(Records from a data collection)
________________________________________

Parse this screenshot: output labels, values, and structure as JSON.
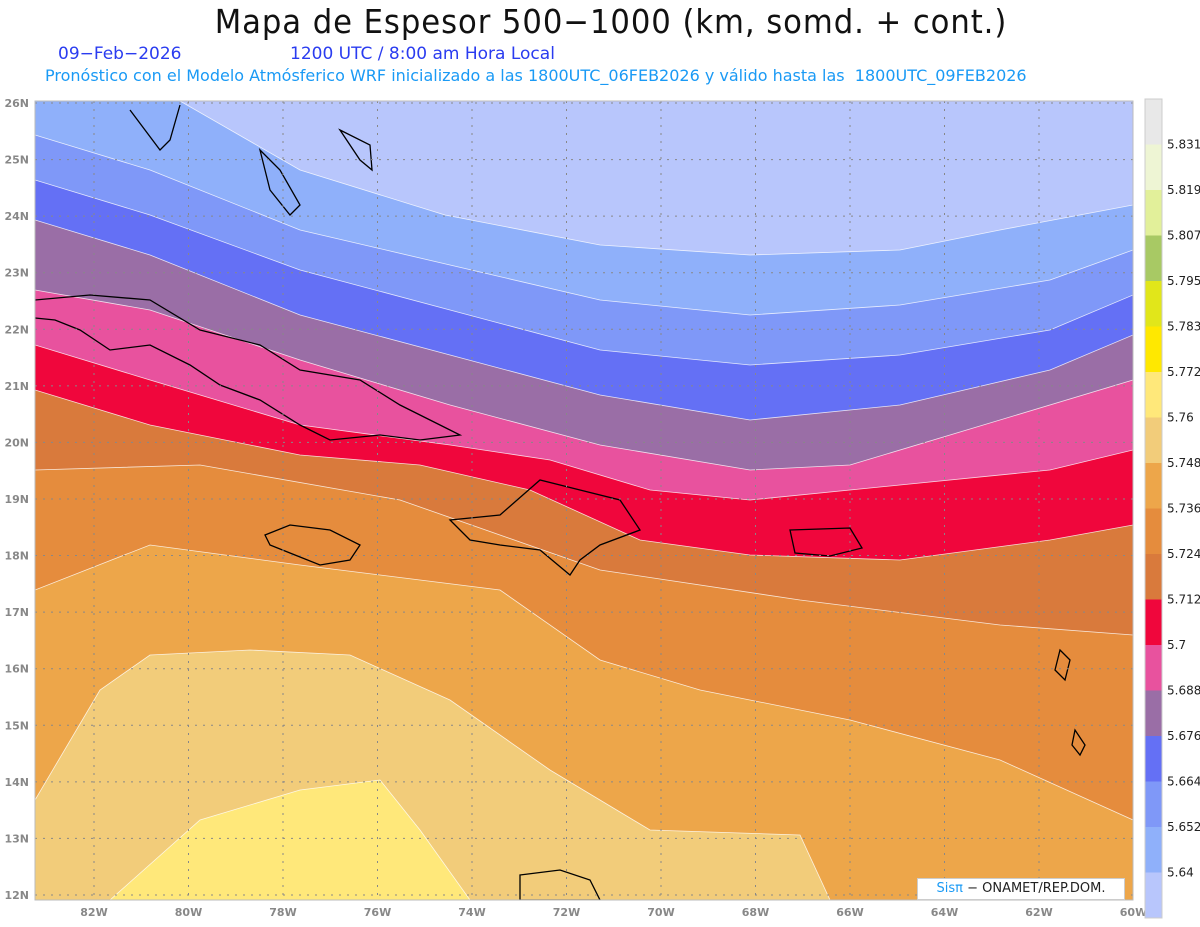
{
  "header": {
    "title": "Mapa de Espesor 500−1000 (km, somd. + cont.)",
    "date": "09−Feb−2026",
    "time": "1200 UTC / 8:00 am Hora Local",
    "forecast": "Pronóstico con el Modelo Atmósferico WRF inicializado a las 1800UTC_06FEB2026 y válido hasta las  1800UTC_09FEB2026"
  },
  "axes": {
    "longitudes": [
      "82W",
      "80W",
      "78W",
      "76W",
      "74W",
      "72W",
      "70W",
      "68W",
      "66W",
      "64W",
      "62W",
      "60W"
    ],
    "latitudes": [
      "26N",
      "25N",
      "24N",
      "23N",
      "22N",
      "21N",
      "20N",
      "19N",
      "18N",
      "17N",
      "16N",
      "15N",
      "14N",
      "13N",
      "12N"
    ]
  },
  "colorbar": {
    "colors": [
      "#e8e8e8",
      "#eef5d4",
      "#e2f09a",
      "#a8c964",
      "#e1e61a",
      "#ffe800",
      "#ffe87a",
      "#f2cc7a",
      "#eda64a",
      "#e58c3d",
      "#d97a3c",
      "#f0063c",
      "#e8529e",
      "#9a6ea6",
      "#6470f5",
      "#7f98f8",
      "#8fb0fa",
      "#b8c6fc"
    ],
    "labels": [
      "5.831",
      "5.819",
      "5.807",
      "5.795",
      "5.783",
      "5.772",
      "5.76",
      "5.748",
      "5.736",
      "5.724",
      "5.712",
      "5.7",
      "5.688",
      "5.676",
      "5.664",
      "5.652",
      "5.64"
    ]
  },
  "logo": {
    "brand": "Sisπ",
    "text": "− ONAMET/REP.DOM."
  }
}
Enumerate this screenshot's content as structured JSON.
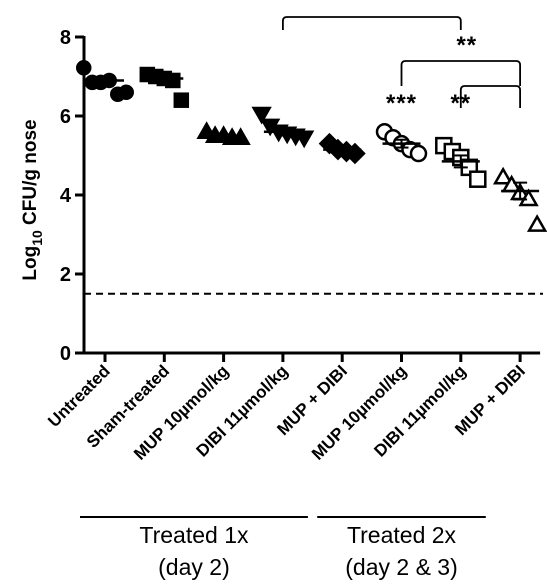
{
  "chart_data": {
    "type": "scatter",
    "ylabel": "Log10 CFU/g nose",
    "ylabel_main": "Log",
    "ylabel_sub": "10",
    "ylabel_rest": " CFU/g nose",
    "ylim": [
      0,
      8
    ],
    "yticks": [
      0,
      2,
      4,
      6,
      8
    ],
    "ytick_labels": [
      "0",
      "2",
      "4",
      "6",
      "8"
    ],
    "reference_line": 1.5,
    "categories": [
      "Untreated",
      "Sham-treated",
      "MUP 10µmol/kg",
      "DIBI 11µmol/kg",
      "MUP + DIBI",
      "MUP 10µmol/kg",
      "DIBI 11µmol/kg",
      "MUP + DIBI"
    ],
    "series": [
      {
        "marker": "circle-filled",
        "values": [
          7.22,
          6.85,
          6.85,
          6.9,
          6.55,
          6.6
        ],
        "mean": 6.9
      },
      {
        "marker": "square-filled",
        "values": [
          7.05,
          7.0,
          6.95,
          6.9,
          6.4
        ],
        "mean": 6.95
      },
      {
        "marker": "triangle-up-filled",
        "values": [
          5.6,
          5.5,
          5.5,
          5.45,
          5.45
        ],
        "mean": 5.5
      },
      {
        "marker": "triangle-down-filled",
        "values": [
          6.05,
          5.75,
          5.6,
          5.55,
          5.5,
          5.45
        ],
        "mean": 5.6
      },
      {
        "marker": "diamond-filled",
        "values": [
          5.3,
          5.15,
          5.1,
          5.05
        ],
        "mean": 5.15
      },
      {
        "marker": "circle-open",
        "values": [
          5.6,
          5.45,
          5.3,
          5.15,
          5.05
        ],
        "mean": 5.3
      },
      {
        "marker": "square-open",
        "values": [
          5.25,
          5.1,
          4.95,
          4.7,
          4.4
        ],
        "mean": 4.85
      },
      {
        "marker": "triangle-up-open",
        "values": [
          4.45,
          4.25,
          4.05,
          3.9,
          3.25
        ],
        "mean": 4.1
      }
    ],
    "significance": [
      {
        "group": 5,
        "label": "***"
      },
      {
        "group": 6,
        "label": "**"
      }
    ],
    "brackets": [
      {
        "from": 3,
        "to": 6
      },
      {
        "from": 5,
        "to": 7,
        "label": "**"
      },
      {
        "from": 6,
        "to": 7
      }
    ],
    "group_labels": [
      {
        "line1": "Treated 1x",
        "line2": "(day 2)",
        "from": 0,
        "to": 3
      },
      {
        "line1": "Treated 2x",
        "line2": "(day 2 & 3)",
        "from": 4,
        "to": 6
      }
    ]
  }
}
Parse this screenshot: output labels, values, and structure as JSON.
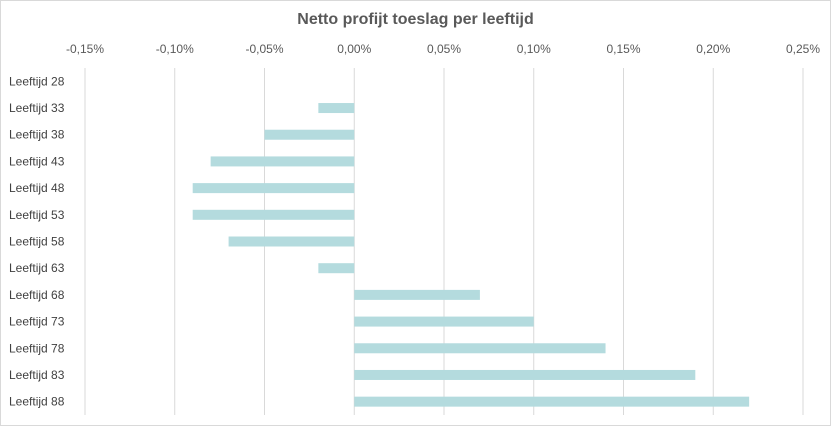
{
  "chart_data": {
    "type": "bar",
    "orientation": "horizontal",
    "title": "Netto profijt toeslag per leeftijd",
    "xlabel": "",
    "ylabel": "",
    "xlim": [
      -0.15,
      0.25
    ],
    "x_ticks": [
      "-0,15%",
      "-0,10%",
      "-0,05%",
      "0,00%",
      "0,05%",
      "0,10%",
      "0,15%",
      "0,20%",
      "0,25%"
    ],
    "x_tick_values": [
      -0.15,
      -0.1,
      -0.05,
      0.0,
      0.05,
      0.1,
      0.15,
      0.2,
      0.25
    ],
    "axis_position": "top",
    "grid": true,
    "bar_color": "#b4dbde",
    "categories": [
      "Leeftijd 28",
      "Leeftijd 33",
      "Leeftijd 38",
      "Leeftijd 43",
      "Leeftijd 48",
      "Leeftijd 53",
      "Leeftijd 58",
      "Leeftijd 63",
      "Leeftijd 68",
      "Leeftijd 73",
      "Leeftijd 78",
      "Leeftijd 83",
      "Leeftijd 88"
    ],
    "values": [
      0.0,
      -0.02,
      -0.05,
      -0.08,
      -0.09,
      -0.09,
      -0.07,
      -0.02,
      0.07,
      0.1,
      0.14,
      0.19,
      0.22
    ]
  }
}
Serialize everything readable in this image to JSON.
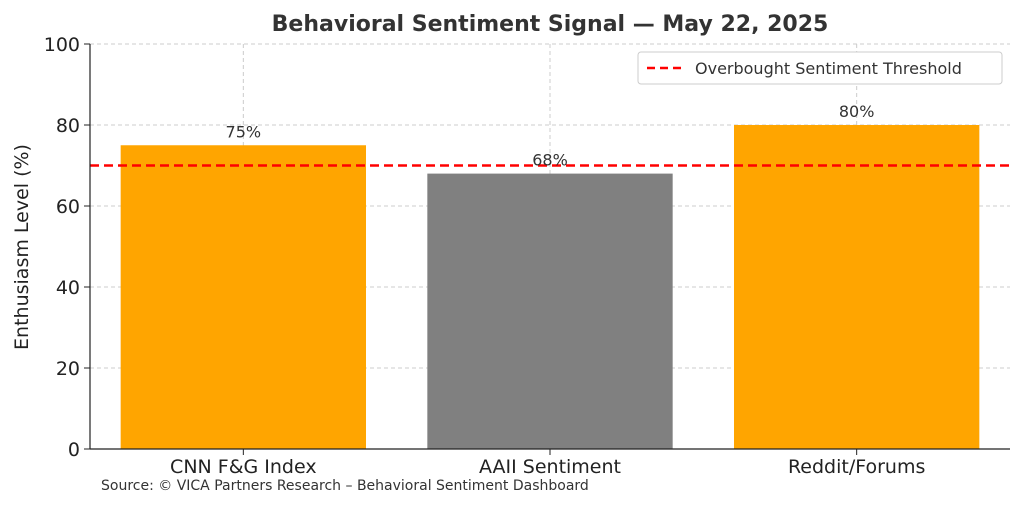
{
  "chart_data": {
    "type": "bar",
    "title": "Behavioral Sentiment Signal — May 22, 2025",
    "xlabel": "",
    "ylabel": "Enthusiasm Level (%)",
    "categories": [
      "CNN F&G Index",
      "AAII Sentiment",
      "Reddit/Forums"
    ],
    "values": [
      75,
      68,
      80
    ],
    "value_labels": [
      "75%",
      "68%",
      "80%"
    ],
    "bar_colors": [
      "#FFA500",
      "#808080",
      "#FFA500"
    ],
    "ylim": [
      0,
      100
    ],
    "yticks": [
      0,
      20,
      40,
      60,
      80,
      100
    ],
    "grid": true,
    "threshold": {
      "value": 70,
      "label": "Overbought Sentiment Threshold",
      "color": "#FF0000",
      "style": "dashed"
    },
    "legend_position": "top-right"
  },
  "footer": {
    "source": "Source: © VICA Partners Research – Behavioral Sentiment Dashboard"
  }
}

________________________________________

**Exercise description**. Scan the material above for the word "open". Copy each line where it occurs.

**Exercise result**.
        "marker": "circle-open",
        "marker": "square-open",
        "marker": "triangle-up-open",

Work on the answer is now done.